● **OBJECTIVE**
Give an exact copy of every line, leaving images out.
<<<<
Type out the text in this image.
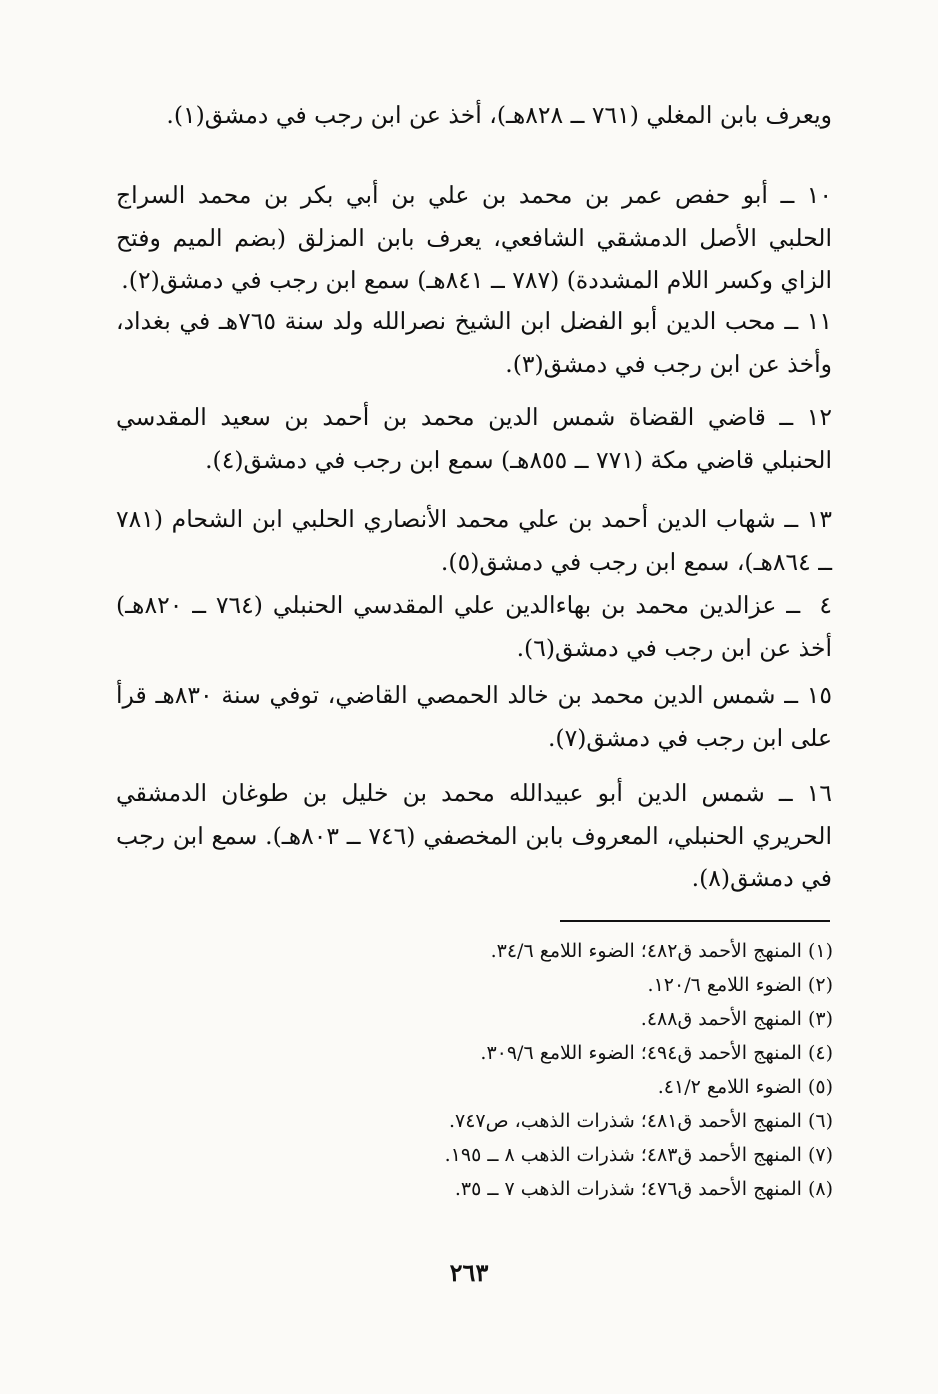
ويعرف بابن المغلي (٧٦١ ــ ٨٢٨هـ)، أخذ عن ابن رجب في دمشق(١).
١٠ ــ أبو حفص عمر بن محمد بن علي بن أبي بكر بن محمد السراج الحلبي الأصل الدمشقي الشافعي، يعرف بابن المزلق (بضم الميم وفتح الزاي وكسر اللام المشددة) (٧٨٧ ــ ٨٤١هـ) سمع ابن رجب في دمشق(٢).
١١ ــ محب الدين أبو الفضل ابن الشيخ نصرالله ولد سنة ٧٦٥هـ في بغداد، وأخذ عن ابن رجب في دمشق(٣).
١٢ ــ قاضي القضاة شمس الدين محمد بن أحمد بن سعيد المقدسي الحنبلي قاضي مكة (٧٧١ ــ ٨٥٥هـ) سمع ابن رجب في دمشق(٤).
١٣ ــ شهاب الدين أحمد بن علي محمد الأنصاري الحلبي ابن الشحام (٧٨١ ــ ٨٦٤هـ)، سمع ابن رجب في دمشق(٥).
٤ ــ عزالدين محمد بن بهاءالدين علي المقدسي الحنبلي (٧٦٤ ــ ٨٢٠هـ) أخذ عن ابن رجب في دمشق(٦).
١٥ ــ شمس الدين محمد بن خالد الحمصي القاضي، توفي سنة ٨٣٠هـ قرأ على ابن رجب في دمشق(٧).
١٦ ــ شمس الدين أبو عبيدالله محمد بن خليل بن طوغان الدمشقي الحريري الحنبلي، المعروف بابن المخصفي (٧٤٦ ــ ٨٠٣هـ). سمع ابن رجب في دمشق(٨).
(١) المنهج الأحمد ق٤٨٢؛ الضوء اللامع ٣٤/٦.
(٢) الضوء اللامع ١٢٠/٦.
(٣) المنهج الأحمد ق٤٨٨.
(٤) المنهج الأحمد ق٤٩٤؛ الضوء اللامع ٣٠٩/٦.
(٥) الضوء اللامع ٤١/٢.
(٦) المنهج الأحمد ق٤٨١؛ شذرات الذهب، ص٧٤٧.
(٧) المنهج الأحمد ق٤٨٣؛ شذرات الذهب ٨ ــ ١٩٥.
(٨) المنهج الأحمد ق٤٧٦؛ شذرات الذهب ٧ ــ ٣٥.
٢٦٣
>>>>
● **WRITTEN SOLUTION**
Type out the text in this image.
ويعرف بابن المغلي (٧٦١ ــ ٨٢٨هـ)، أخذ عن ابن رجب في دمشق(١).
١٠ ــ أبو حفص عمر بن محمد بن علي بن أبي بكر بن محمد السراج الحلبي الأصل الدمشقي الشافعي، يعرف بابن المزلق (بضم الميم وفتح الزاي وكسر اللام المشددة) (٧٨٧ ــ ٨٤١هـ) سمع ابن رجب في دمشق(٢).
١١ ــ محب الدين أبو الفضل ابن الشيخ نصرالله ولد سنة ٧٦٥هـ في بغداد، وأخذ عن ابن رجب في دمشق(٣).
١٢ ــ قاضي القضاة شمس الدين محمد بن أحمد بن سعيد المقدسي الحنبلي قاضي مكة (٧٧١ ــ ٨٥٥هـ) سمع ابن رجب في دمشق(٤).
١٣ ــ شهاب الدين أحمد بن علي محمد الأنصاري الحلبي ابن الشحام (٧٨١ ــ ٨٦٤هـ)، سمع ابن رجب في دمشق(٥).
٤ ــ عزالدين محمد بن بهاءالدين علي المقدسي الحنبلي (٧٦٤ ــ ٨٢٠هـ) أخذ عن ابن رجب في دمشق(٦).
١٥ ــ شمس الدين محمد بن خالد الحمصي القاضي، توفي سنة ٨٣٠هـ قرأ على ابن رجب في دمشق(٧).
١٦ ــ شمس الدين أبو عبيدالله محمد بن خليل بن طوغان الدمشقي الحريري الحنبلي، المعروف بابن المخصفي (٧٤٦ ــ ٨٠٣هـ). سمع ابن رجب في دمشق(٨).
(١) المنهج الأحمد ق٤٨٢؛ الضوء اللامع ٣٤/٦.
(٢) الضوء اللامع ١٢٠/٦.
(٣) المنهج الأحمد ق٤٨٨.
(٤) المنهج الأحمد ق٤٩٤؛ الضوء اللامع ٣٠٩/٦.
(٥) الضوء اللامع ٤١/٢.
(٦) المنهج الأحمد ق٤٨١؛ شذرات الذهب، ص٧٤٧.
(٧) المنهج الأحمد ق٤٨٣؛ شذرات الذهب ٨ ــ ١٩٥.
(٨) المنهج الأحمد ق٤٧٦؛ شذرات الذهب ٧ ــ ٣٥.
٢٦٣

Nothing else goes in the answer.